(Items from a dataset)
------

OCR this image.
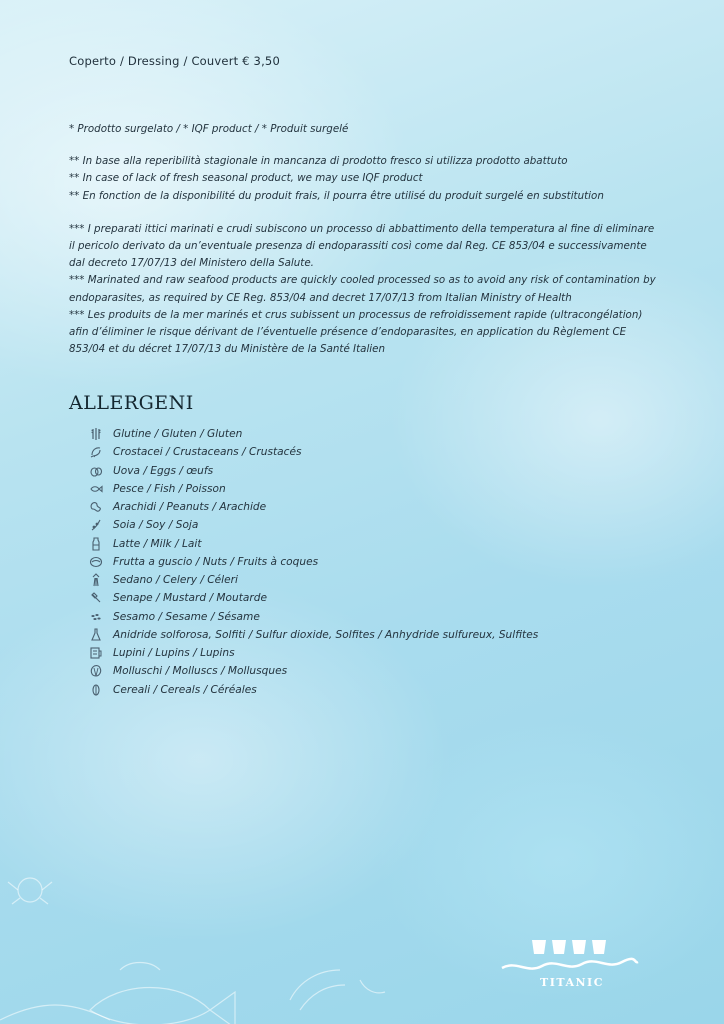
Coperto / Dressing / Couvert € 3,50

* Prodotto surgelato / * IQF product / * Produit surgelé

** In base alla reperibilità stagionale in mancanza di prodotto fresco si utilizza prodotto abattuto

** In case of lack of fresh seasonal product, we may use IQF product

** En fonction de la disponibilité du produit frais, il pourra être utilisé du produit surgelé en substitution

*** I preparati ittici marinati e crudi subiscono un processo di abbattimento della temperatura al fine di eliminare il pericolo derivato da un’eventuale presenza di endoparassiti così come dal Reg. CE 853/04 e successivamente dal decreto 17/07/13 del Ministero della Salute.

*** Marinated and raw seafood products are quickly cooled processed so as to avoid any risk of contamination by endoparasites, as required by CE Reg. 853/04 and decret 17/07/13 from Italian Ministry of Health

*** Les produits de la mer marinés et crus subissent un processus de refroidissement rapide (ultracongélation) afin d’éliminer le risque dérivant de l’éventuelle présence d’endoparasites, en application du Règlement CE 853/04 et du décret 17/07/13 du Ministère de la Santé Italien

ALLERGENI
Glutine / Gluten / Gluten
Crostacei / Crustaceans / Crustacés
Uova / Eggs / œufs
Pesce / Fish / Poisson
Arachidi / Peanuts / Arachide
Soia / Soy / Soja
Latte / Milk / Lait
Frutta a guscio / Nuts / Fruits à coques
Sedano / Celery / Céleri
Senape / Mustard / Moutarde
Sesamo / Sesame / Sésame
Anidride solforosa, Solfiti / Sulfur dioxide, Solfites / Anhydride sulfureux, Sulfites
Lupini / Lupins / Lupins
Molluschi / Molluscs / Mollusques
Cereali / Cereals / Céréales
TITANIC
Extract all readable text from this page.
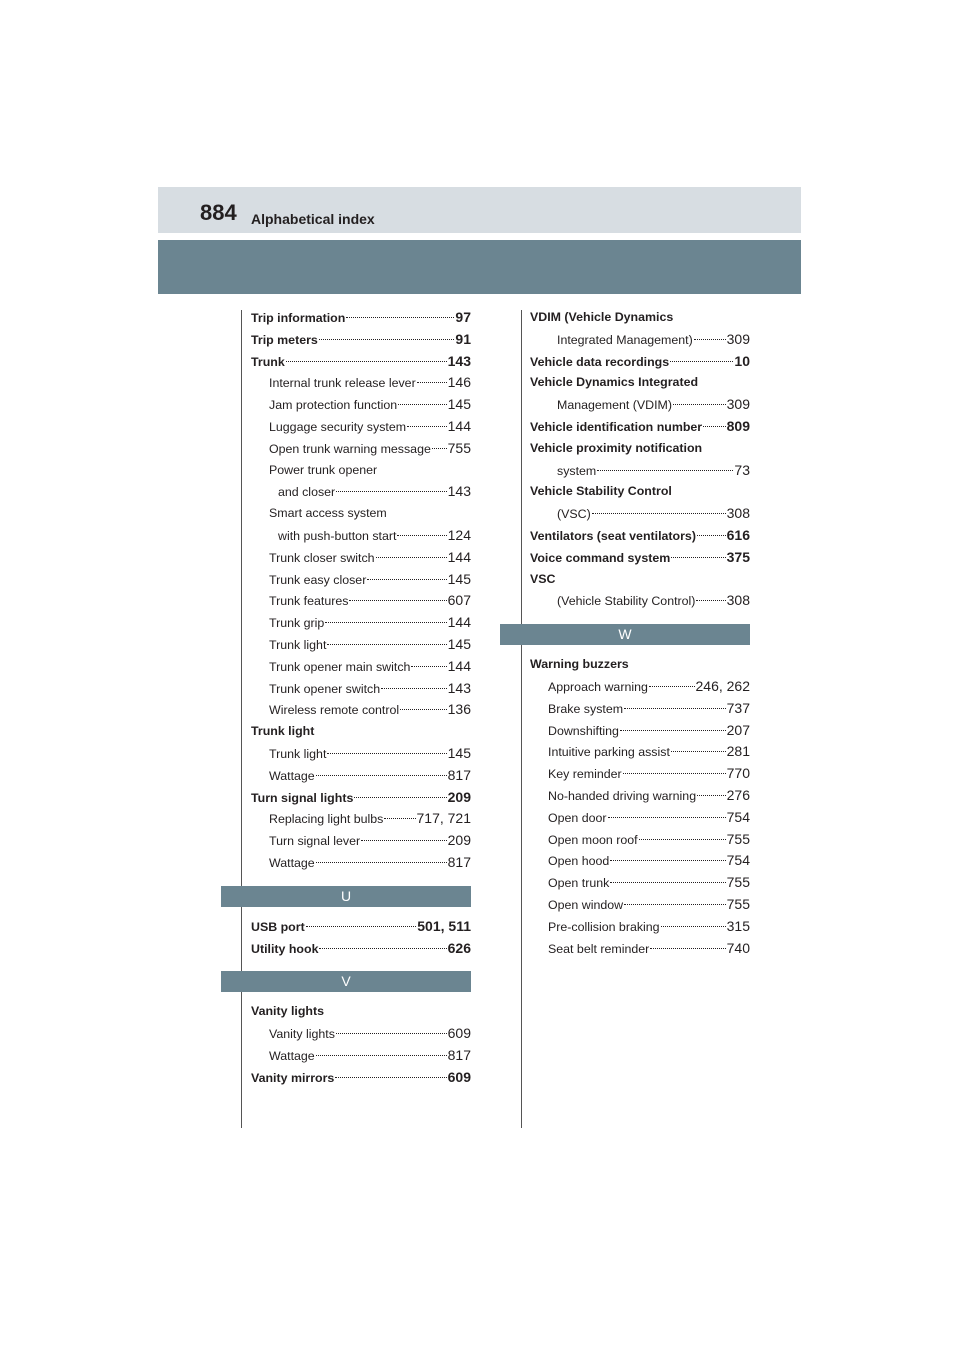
884 Alphabetical index
Trip information	97
Trip meters	91
Trunk	143
Internal trunk release lever 146
Jam protection function	145
Luggage security system	144
Open trunk warning message 755
Power trunk opener
and closer	143
Smart access system
with push-button start	124
Trunk closer switch	144
Trunk easy closer	145
Trunk features	607
Trunk grip	144
Trunk light	145
Trunk opener main switch	144
Trunk opener switch	143
Wireless remote control	136
Trunk light
Trunk light	145
Wattage	817
Turn signal lights	209
Replacing light bulbs 717, 721
Turn signal lever	209
Wattage	817
U
USB port	501, 511
Utility hook	626
V
Vanity lights
Vanity lights	609
Wattage	817
Vanity mirrors	609
VDIM (Vehicle Dynamics
Integrated Management) 309
Vehicle data recordings	10
Vehicle Dynamics Integrated
Management (VDIM)	309
Vehicle identification number 809
Vehicle proximity notification
system	73
Vehicle Stability Control
(VSC)	308
Ventilators (seat ventilators) 616
Voice command system	375
VSC
(Vehicle Stability Control) 308
W
Warning buzzers
Approach warning	246, 262
Brake system	737
Downshifting	207
Intuitive parking assist	281
Key reminder	770
No-handed driving warning 276
Open door	754
Open moon roof	755
Open hood	754
Open trunk	755
Open window	755
Pre-collision braking	315
Seat belt reminder	740
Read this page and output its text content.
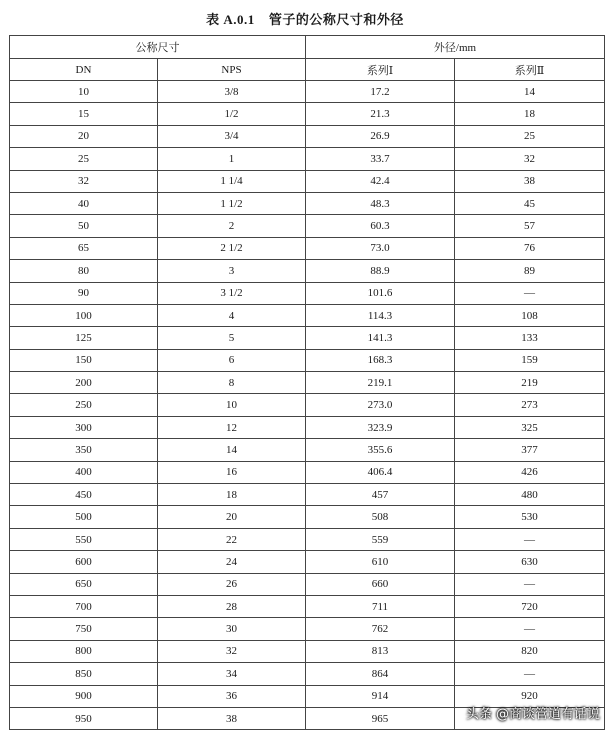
表 A.0.1 管子的公称尺寸和外径
公称尺寸		外径/mm	
DN	NPS	系列Ⅰ	系列Ⅱ
10	3/8	17.2	14
15	1/2	21.3	18
20	3/4	26.9	25
25	1	33.7	32
32	1 1/4	42.4	38
40	1 1/2	48.3	45
50	2	60.3	57
65	2 1/2	73.0	76
80	3	88.9	89
90	3 1/2	101.6	—
100	4	114.3	108
125	5	141.3	133
150	6	168.3	159
200	8	219.1	219
250	10	273.0	273
300	12	323.9	325
350	14	355.6	377
400	16	406.4	426
450	18	457	480
500	20	508	530
550	22	559	—
600	24	610	630
650	26	660	—
700	28	711	720
750	30	762	—
800	32	813	820
850	34	864	—
900	36	914	920
950	38	965		头条 @商谈管道有话说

------

**Your goal**
Exclude the pictures and transcribe all of the entries exactly.

**Expected answer**
OCR this image.
Coperto / Dressing / Couvert € 3,50

* Prodotto surgelato / * IQF product / * Produit surgelé

** In base alla reperibilità stagionale in mancanza di prodotto fresco si utilizza prodotto abattuto

** In case of lack of fresh seasonal product, we may use IQF product

** En fonction de la disponibilité du produit frais, il pourra être utilisé du produit surgelé en substitution

*** I preparati ittici marinati e crudi subiscono un processo di abbattimento della temperatura al fine di eliminare il pericolo derivato da un’eventuale presenza di endoparassiti così come dal Reg. CE 853/04 e successivamente dal decreto 17/07/13 del Ministero della Salute.

*** Marinated and raw seafood products are quickly cooled processed so as to avoid any risk of contamination by endoparasites, as required by CE Reg. 853/04 and decret 17/07/13 from Italian Ministry of Health

*** Les produits de la mer marinés et crus subissent un processus de refroidissement rapide (ultracongélation) afin d’éliminer le risque dérivant de l’éventuelle présence d’endoparasites, en application du Règlement CE 853/04 et du décret 17/07/13 du Ministère de la Santé Italien

ALLERGENI
Glutine / Gluten / Gluten
Crostacei / Crustaceans / Crustacés
Uova / Eggs / œufs
Pesce / Fish / Poisson
Arachidi / Peanuts / Arachide
Soia / Soy / Soja
Latte / Milk / Lait
Frutta a guscio / Nuts / Fruits à coques
Sedano / Celery / Céleri
Senape / Mustard / Moutarde
Sesamo / Sesame / Sésame
Anidride solforosa, Solfiti / Sulfur dioxide, Solfites / Anhydride sulfureux, Sulfites
Lupini / Lupins / Lupins
Molluschi / Molluscs / Mollusques
Cereali / Cereals / Céréales
TITANIC
Extract all readable text from this page.
884 Alphabetical index
Trip information	97
Trip meters	91
Trunk	143
Internal trunk release lever 146
Jam protection function	145
Luggage security system	144
Open trunk warning message 755
Power trunk opener
and closer	143
Smart access system
with push-button start	124
Trunk closer switch	144
Trunk easy closer	145
Trunk features	607
Trunk grip	144
Trunk light	145
Trunk opener main switch	144
Trunk opener switch	143
Wireless remote control	136
Trunk light
Trunk light	145
Wattage	817
Turn signal lights	209
Replacing light bulbs 717, 721
Turn signal lever	209
Wattage	817
U
USB port	501, 511
Utility hook	626
V
Vanity lights
Vanity lights	609
Wattage	817
Vanity mirrors	609
VDIM (Vehicle Dynamics
Integrated Management) 309
Vehicle data recordings	10
Vehicle Dynamics Integrated
Management (VDIM)	309
Vehicle identification number 809
Vehicle proximity notification
system	73
Vehicle Stability Control
(VSC)	308
Ventilators (seat ventilators) 616
Voice command system	375
VSC
(Vehicle Stability Control) 308
W
Warning buzzers
Approach warning	246, 262
Brake system	737
Downshifting	207
Intuitive parking assist	281
Key reminder	770
No-handed driving warning 276
Open door	754
Open moon roof	755
Open hood	754
Open trunk	755
Open window	755
Pre-collision braking	315
Seat belt reminder	740
Read this page and output its text content.
表 A.0.1 管子的公称尺寸和外径
公称尺寸		外径/mm	
DN	NPS	系列Ⅰ	系列Ⅱ
10	3/8	17.2	14
15	1/2	21.3	18
20	3/4	26.9	25
25	1	33.7	32
32	1 1/4	42.4	38
40	1 1/2	48.3	45
50	2	60.3	57
65	2 1/2	73.0	76
80	3	88.9	89
90	3 1/2	101.6	—
100	4	114.3	108
125	5	141.3	133
150	6	168.3	159
200	8	219.1	219
250	10	273.0	273
300	12	323.9	325
350	14	355.6	377
400	16	406.4	426
450	18	457	480
500	20	508	530
550	22	559	—
600	24	610	630
650	26	660	—
700	28	711	720
750	30	762	—
800	32	813	820
850	34	864	—
900	36	914	920
950	38	965		头条 @商谈管道有话说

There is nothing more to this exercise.